RECORDS FOR THE TASK —

* START *

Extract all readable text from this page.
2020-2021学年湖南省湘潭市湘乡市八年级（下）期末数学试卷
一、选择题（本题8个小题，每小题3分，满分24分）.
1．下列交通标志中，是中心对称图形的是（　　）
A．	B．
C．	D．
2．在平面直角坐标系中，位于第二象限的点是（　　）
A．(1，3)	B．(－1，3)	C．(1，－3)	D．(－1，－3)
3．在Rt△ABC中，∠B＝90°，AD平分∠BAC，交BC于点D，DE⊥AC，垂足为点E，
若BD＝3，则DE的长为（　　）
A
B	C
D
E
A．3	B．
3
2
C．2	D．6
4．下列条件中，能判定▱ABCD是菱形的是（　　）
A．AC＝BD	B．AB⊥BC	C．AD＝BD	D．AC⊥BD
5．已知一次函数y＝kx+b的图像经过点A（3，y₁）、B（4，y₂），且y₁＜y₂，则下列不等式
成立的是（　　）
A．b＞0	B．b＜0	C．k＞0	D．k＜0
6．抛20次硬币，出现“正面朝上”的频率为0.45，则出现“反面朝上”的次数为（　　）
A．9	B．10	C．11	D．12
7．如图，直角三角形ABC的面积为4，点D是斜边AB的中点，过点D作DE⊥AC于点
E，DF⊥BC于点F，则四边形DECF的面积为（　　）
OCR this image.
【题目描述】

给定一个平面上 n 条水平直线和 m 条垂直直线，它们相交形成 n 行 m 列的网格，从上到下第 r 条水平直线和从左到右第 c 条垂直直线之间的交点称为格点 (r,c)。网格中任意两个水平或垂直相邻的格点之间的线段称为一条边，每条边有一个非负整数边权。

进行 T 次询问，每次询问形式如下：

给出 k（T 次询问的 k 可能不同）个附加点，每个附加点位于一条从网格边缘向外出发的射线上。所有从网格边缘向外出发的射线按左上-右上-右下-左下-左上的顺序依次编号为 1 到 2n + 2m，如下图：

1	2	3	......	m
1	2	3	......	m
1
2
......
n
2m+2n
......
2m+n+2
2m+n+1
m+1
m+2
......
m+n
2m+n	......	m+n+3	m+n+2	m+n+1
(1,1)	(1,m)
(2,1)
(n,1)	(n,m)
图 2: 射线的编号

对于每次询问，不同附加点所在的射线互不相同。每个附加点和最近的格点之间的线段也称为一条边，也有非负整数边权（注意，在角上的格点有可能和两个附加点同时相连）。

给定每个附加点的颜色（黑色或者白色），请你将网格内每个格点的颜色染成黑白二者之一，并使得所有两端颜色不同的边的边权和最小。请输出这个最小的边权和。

* END *

TASK OBJECTIVE — Reproduce the whole listing word for word.

REPLY —
Extract all readable text from this page.
2020-2021学年湖南省湘潭市湘乡市八年级（下）期末数学试卷
一、选择题（本题8个小题，每小题3分，满分24分）.
1．下列交通标志中，是中心对称图形的是（　　）
A．	B．
C．	D．
2．在平面直角坐标系中，位于第二象限的点是（　　）
A．(1，3)	B．(－1，3)	C．(1，－3)	D．(－1，－3)
3．在Rt△ABC中，∠B＝90°，AD平分∠BAC，交BC于点D，DE⊥AC，垂足为点E，
若BD＝3，则DE的长为（　　）
A
B	C
D
E
A．3	B．
3
2
C．2	D．6
4．下列条件中，能判定▱ABCD是菱形的是（　　）
A．AC＝BD	B．AB⊥BC	C．AD＝BD	D．AC⊥BD
5．已知一次函数y＝kx+b的图像经过点A（3，y₁）、B（4，y₂），且y₁＜y₂，则下列不等式
成立的是（　　）
A．b＞0	B．b＜0	C．k＞0	D．k＜0
6．抛20次硬币，出现“正面朝上”的频率为0.45，则出现“反面朝上”的次数为（　　）
A．9	B．10	C．11	D．12
7．如图，直角三角形ABC的面积为4，点D是斜边AB的中点，过点D作DE⊥AC于点
E，DF⊥BC于点F，则四边形DECF的面积为（　　）
OCR this image.
【题目描述】

给定一个平面上 n 条水平直线和 m 条垂直直线，它们相交形成 n 行 m 列的网格，从上到下第 r 条水平直线和从左到右第 c 条垂直直线之间的交点称为格点 (r,c)。网格中任意两个水平或垂直相邻的格点之间的线段称为一条边，每条边有一个非负整数边权。

进行 T 次询问，每次询问形式如下：

给出 k（T 次询问的 k 可能不同）个附加点，每个附加点位于一条从网格边缘向外出发的射线上。所有从网格边缘向外出发的射线按左上-右上-右下-左下-左上的顺序依次编号为 1 到 2n + 2m，如下图：

1	2	3	......	m
1	2	3	......	m
1
2
......
n
2m+2n
......
2m+n+2
2m+n+1
m+1
m+2
......
m+n
2m+n	......	m+n+3	m+n+2	m+n+1
(1,1)	(1,m)
(2,1)
(n,1)	(n,m)
图 2: 射线的编号

对于每次询问，不同附加点所在的射线互不相同。每个附加点和最近的格点之间的线段也称为一条边，也有非负整数边权（注意，在角上的格点有可能和两个附加点同时相连）。

给定每个附加点的颜色（黑色或者白色），请你将网格内每个格点的颜色染成黑白二者之一，并使得所有两端颜色不同的边的边权和最小。请输出这个最小的边权和。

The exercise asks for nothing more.